Task brief: A faithful transcription of all the data is required.

Input:

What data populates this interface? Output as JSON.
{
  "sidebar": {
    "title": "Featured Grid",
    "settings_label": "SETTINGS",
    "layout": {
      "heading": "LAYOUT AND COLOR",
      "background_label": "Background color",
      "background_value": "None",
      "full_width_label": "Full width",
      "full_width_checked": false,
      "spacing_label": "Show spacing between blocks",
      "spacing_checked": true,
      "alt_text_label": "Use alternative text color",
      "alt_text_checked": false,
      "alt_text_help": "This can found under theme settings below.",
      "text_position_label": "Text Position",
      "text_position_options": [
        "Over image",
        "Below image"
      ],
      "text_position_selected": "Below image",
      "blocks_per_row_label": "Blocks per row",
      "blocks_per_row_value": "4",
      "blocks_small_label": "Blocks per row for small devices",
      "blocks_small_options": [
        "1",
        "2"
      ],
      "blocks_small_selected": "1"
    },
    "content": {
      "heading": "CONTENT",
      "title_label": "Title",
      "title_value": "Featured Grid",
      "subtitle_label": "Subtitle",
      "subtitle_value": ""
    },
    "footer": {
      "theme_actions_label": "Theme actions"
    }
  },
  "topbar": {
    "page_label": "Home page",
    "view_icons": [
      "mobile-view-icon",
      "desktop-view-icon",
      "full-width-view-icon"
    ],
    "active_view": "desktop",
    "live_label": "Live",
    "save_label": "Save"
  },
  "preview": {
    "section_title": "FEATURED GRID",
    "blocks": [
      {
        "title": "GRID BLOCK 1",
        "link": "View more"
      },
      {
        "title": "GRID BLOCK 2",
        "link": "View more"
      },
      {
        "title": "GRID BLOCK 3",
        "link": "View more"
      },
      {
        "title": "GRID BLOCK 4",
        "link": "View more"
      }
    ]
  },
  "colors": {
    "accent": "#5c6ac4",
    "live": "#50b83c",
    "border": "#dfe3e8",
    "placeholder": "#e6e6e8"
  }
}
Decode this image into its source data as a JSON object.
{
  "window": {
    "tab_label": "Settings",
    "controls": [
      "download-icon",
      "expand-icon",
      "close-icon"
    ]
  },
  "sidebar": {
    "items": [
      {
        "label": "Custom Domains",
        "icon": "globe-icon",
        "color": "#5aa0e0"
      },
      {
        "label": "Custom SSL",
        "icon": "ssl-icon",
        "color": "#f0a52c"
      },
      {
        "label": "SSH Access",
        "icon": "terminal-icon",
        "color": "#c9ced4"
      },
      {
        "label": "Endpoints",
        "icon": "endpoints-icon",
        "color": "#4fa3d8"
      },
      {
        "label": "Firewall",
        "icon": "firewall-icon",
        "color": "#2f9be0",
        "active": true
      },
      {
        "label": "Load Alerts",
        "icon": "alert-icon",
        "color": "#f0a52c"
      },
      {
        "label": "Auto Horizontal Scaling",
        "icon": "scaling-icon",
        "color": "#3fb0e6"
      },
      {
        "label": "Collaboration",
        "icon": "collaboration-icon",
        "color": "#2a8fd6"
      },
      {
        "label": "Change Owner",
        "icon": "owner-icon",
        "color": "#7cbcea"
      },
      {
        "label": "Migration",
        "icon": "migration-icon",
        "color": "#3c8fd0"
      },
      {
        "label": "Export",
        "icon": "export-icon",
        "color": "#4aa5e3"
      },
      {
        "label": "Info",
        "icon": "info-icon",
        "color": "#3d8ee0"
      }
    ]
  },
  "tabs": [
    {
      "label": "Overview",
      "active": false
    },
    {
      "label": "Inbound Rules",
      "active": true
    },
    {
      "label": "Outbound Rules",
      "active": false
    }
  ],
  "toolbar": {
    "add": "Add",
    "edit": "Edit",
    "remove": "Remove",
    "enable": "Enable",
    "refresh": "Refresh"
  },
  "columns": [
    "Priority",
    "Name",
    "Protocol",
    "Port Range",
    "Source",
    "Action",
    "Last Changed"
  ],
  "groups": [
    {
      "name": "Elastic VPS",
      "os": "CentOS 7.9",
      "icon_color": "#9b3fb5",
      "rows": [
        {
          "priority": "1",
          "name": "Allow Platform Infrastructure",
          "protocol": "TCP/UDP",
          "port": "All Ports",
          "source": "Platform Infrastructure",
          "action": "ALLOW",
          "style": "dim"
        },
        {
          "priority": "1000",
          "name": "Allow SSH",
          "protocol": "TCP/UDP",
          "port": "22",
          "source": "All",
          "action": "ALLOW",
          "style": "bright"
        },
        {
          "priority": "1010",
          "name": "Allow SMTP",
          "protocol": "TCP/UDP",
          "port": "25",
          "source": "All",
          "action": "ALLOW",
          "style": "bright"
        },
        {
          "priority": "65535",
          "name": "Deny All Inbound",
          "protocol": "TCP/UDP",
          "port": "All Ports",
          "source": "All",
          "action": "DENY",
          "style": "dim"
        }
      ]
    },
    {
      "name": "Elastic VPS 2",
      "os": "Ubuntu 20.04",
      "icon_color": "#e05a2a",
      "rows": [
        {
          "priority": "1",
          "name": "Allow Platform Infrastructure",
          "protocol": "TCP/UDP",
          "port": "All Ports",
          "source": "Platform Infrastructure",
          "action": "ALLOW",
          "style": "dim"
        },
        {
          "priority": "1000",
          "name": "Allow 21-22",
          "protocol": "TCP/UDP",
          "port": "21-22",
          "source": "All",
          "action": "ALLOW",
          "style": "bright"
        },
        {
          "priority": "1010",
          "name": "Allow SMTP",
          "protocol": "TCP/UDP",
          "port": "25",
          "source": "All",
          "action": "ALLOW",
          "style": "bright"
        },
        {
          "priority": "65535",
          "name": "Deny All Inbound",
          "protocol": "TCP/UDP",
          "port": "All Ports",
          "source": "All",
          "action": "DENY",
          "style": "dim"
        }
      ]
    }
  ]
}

Task solution:
What data populates this interface? Output as JSON.
{
  "sidebar": {
    "title": "Featured Grid",
    "settings_label": "SETTINGS",
    "layout": {
      "heading": "LAYOUT AND COLOR",
      "background_label": "Background color",
      "background_value": "None",
      "full_width_label": "Full width",
      "full_width_checked": false,
      "spacing_label": "Show spacing between blocks",
      "spacing_checked": true,
      "alt_text_label": "Use alternative text color",
      "alt_text_checked": false,
      "alt_text_help": "This can found under theme settings below.",
      "text_position_label": "Text Position",
      "text_position_options": [
        "Over image",
        "Below image"
      ],
      "text_position_selected": "Below image",
      "blocks_per_row_label": "Blocks per row",
      "blocks_per_row_value": "4",
      "blocks_small_label": "Blocks per row for small devices",
      "blocks_small_options": [
        "1",
        "2"
      ],
      "blocks_small_selected": "1"
    },
    "content": {
      "heading": "CONTENT",
      "title_label": "Title",
      "title_value": "Featured Grid",
      "subtitle_label": "Subtitle",
      "subtitle_value": ""
    },
    "footer": {
      "theme_actions_label": "Theme actions"
    }
  },
  "topbar": {
    "page_label": "Home page",
    "view_icons": [
      "mobile-view-icon",
      "desktop-view-icon",
      "full-width-view-icon"
    ],
    "active_view": "desktop",
    "live_label": "Live",
    "save_label": "Save"
  },
  "preview": {
    "section_title": "FEATURED GRID",
    "blocks": [
      {
        "title": "GRID BLOCK 1",
        "link": "View more"
      },
      {
        "title": "GRID BLOCK 2",
        "link": "View more"
      },
      {
        "title": "GRID BLOCK 3",
        "link": "View more"
      },
      {
        "title": "GRID BLOCK 4",
        "link": "View more"
      }
    ]
  },
  "colors": {
    "accent": "#5c6ac4",
    "live": "#50b83c",
    "border": "#dfe3e8",
    "placeholder": "#e6e6e8"
  }
}
Decode this image into its source data as a JSON object.
{
  "window": {
    "tab_label": "Settings",
    "controls": [
      "download-icon",
      "expand-icon",
      "close-icon"
    ]
  },
  "sidebar": {
    "items": [
      {
        "label": "Custom Domains",
        "icon": "globe-icon",
        "color": "#5aa0e0"
      },
      {
        "label": "Custom SSL",
        "icon": "ssl-icon",
        "color": "#f0a52c"
      },
      {
        "label": "SSH Access",
        "icon": "terminal-icon",
        "color": "#c9ced4"
      },
      {
        "label": "Endpoints",
        "icon": "endpoints-icon",
        "color": "#4fa3d8"
      },
      {
        "label": "Firewall",
        "icon": "firewall-icon",
        "color": "#2f9be0",
        "active": true
      },
      {
        "label": "Load Alerts",
        "icon": "alert-icon",
        "color": "#f0a52c"
      },
      {
        "label": "Auto Horizontal Scaling",
        "icon": "scaling-icon",
        "color": "#3fb0e6"
      },
      {
        "label": "Collaboration",
        "icon": "collaboration-icon",
        "color": "#2a8fd6"
      },
      {
        "label": "Change Owner",
        "icon": "owner-icon",
        "color": "#7cbcea"
      },
      {
        "label": "Migration",
        "icon": "migration-icon",
        "color": "#3c8fd0"
      },
      {
        "label": "Export",
        "icon": "export-icon",
        "color": "#4aa5e3"
      },
      {
        "label": "Info",
        "icon": "info-icon",
        "color": "#3d8ee0"
      }
    ]
  },
  "tabs": [
    {
      "label": "Overview",
      "active": false
    },
    {
      "label": "Inbound Rules",
      "active": true
    },
    {
      "label": "Outbound Rules",
      "active": false
    }
  ],
  "toolbar": {
    "add": "Add",
    "edit": "Edit",
    "remove": "Remove",
    "enable": "Enable",
    "refresh": "Refresh"
  },
  "columns": [
    "Priority",
    "Name",
    "Protocol",
    "Port Range",
    "Source",
    "Action",
    "Last Changed"
  ],
  "groups": [
    {
      "name": "Elastic VPS",
      "os": "CentOS 7.9",
      "icon_color": "#9b3fb5",
      "rows": [
        {
          "priority": "1",
          "name": "Allow Platform Infrastructure",
          "protocol": "TCP/UDP",
          "port": "All Ports",
          "source": "Platform Infrastructure",
          "action": "ALLOW",
          "style": "dim"
        },
        {
          "priority": "1000",
          "name": "Allow SSH",
          "protocol": "TCP/UDP",
          "port": "22",
          "source": "All",
          "action": "ALLOW",
          "style": "bright"
        },
        {
          "priority": "1010",
          "name": "Allow SMTP",
          "protocol": "TCP/UDP",
          "port": "25",
          "source": "All",
          "action": "ALLOW",
          "style": "bright"
        },
        {
          "priority": "65535",
          "name": "Deny All Inbound",
          "protocol": "TCP/UDP",
          "port": "All Ports",
          "source": "All",
          "action": "DENY",
          "style": "dim"
        }
      ]
    },
    {
      "name": "Elastic VPS 2",
      "os": "Ubuntu 20.04",
      "icon_color": "#e05a2a",
      "rows": [
        {
          "priority": "1",
          "name": "Allow Platform Infrastructure",
          "protocol": "TCP/UDP",
          "port": "All Ports",
          "source": "Platform Infrastructure",
          "action": "ALLOW",
          "style": "dim"
        },
        {
          "priority": "1000",
          "name": "Allow 21-22",
          "protocol": "TCP/UDP",
          "port": "21-22",
          "source": "All",
          "action": "ALLOW",
          "style": "bright"
        },
        {
          "priority": "1010",
          "name": "Allow SMTP",
          "protocol": "TCP/UDP",
          "port": "25",
          "source": "All",
          "action": "ALLOW",
          "style": "bright"
        },
        {
          "priority": "65535",
          "name": "Deny All Inbound",
          "protocol": "TCP/UDP",
          "port": "All Ports",
          "source": "All",
          "action": "DENY",
          "style": "dim"
        }
      ]
    }
  ]
}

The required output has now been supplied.